In the listing below, identify each line with the word "Multispectral" and return those lines.

Structured figure records:
╭──

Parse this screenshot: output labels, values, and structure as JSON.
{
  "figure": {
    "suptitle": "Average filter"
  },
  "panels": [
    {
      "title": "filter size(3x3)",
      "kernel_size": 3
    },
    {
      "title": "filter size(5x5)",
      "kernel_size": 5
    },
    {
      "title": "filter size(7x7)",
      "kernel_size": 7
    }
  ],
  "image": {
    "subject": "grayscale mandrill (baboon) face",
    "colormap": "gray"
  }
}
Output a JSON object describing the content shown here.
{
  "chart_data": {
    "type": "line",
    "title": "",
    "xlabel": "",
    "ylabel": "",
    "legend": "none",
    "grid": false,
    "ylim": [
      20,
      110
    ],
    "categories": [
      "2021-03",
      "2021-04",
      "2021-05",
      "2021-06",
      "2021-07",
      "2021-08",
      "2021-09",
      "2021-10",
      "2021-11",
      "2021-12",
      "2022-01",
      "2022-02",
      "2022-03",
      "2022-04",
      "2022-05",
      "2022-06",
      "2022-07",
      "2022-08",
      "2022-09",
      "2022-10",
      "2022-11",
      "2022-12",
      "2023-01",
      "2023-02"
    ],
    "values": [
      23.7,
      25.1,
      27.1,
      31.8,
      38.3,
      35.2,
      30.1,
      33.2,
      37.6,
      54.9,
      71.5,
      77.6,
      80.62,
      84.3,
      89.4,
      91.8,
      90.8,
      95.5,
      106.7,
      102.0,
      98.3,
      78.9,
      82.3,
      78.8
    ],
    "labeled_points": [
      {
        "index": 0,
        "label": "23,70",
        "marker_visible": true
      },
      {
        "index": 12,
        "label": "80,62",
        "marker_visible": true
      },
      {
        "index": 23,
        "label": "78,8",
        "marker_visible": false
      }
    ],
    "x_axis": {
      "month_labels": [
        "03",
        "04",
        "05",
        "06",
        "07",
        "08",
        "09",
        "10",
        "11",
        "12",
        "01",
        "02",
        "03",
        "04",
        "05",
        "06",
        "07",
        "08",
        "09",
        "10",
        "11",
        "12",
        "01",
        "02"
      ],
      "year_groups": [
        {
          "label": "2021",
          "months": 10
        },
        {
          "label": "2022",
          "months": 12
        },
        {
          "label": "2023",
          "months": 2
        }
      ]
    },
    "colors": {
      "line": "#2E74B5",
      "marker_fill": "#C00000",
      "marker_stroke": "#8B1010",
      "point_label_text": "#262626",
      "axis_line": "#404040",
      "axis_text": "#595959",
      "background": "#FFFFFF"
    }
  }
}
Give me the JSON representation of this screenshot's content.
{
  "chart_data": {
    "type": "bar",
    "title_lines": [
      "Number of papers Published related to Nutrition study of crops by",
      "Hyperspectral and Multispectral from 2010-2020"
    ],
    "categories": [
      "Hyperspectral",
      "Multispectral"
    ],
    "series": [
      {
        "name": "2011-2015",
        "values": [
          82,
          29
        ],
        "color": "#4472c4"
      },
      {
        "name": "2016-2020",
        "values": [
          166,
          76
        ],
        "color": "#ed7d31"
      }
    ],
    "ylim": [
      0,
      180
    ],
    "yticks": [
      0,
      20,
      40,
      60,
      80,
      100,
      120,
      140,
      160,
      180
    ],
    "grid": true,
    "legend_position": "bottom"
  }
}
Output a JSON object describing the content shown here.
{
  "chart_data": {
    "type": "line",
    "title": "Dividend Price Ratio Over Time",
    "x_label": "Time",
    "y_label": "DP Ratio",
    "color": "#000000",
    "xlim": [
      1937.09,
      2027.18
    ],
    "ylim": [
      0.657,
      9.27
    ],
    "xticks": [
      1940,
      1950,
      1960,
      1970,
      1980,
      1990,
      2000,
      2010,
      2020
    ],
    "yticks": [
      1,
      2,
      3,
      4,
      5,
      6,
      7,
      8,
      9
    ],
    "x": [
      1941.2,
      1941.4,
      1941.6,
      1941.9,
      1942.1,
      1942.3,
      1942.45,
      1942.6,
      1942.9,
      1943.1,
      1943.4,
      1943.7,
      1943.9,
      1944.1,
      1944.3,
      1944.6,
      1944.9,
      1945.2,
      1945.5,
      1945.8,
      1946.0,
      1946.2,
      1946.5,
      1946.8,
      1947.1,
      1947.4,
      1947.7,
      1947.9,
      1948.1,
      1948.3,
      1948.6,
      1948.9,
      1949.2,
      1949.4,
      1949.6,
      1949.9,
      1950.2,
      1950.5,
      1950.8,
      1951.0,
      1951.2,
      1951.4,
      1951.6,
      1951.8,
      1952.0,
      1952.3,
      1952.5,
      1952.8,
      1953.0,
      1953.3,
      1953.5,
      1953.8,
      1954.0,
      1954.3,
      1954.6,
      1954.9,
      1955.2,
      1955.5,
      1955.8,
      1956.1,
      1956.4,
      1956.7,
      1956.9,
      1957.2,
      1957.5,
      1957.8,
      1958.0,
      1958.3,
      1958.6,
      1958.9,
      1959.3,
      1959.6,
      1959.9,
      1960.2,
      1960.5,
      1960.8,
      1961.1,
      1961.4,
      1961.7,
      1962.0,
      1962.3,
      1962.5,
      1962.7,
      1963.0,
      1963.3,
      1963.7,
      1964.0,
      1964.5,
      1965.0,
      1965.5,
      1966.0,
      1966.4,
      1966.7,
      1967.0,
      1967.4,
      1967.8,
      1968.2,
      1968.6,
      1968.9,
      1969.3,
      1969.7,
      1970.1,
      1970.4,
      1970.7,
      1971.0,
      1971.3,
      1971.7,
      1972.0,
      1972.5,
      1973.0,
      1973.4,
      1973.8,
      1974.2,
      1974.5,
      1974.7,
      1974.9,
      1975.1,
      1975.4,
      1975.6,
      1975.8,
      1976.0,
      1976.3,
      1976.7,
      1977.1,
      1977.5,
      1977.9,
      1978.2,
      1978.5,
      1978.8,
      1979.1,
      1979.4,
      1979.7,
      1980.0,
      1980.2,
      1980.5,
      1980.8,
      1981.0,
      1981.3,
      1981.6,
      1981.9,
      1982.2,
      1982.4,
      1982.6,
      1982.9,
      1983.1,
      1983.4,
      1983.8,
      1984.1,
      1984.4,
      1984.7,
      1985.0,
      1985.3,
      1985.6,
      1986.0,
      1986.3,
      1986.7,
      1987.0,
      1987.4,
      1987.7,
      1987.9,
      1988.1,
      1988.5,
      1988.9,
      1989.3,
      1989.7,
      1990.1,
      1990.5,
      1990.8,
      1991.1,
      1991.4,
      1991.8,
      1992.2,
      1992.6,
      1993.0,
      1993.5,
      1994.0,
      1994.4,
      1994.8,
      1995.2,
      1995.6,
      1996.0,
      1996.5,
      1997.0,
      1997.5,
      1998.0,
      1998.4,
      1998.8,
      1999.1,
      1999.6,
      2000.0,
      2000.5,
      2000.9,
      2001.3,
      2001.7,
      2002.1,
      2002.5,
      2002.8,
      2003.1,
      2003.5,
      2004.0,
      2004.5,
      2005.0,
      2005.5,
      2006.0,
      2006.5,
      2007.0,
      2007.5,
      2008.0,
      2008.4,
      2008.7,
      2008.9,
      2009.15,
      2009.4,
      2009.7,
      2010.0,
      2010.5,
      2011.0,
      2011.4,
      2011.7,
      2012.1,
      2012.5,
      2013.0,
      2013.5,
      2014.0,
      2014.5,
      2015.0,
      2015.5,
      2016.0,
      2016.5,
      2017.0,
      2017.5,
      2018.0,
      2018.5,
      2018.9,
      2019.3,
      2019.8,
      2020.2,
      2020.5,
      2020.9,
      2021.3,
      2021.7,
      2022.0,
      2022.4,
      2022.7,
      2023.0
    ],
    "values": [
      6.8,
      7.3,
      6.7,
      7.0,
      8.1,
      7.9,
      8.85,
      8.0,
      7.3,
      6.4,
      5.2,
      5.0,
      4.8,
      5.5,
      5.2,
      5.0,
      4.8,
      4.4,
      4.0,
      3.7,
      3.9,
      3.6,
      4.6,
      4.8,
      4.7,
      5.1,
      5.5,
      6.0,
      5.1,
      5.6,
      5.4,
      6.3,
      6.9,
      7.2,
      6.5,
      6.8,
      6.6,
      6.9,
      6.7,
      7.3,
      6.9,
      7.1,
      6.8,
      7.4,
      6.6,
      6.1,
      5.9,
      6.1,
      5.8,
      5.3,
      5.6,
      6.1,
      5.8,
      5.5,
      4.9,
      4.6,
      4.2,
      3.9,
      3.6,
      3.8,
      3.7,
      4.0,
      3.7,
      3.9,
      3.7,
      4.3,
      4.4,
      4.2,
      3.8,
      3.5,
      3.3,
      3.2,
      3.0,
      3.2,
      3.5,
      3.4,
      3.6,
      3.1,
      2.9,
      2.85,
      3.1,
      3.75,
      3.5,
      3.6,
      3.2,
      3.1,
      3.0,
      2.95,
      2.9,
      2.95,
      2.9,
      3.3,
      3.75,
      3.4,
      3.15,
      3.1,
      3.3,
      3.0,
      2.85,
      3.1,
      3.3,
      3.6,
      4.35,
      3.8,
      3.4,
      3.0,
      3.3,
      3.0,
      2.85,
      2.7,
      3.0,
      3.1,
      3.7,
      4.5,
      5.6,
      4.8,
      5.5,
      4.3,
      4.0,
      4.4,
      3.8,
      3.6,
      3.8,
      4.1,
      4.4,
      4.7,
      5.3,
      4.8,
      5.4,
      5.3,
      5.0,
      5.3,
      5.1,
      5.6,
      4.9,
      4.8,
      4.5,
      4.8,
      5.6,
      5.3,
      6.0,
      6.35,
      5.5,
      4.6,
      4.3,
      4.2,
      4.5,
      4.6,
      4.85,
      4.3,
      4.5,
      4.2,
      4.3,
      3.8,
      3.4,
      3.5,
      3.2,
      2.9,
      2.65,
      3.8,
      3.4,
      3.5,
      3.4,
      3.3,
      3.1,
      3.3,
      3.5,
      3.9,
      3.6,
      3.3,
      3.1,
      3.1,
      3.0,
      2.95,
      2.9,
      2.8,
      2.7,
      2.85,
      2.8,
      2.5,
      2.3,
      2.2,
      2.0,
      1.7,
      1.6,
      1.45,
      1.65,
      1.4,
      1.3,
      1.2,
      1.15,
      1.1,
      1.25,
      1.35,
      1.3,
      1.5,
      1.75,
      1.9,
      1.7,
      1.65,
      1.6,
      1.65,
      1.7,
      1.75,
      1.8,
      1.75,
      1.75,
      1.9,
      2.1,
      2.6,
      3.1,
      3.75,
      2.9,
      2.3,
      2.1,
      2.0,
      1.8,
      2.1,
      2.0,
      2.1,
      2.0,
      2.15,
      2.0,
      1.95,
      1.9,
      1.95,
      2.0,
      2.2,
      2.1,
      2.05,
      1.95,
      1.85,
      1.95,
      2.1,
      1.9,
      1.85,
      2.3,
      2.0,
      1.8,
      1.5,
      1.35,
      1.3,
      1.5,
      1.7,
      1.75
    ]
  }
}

╰──

**EXPECTED ANSWER**
      "Hyperspectral and Multispectral from 2010-2020"
      "Multispectral"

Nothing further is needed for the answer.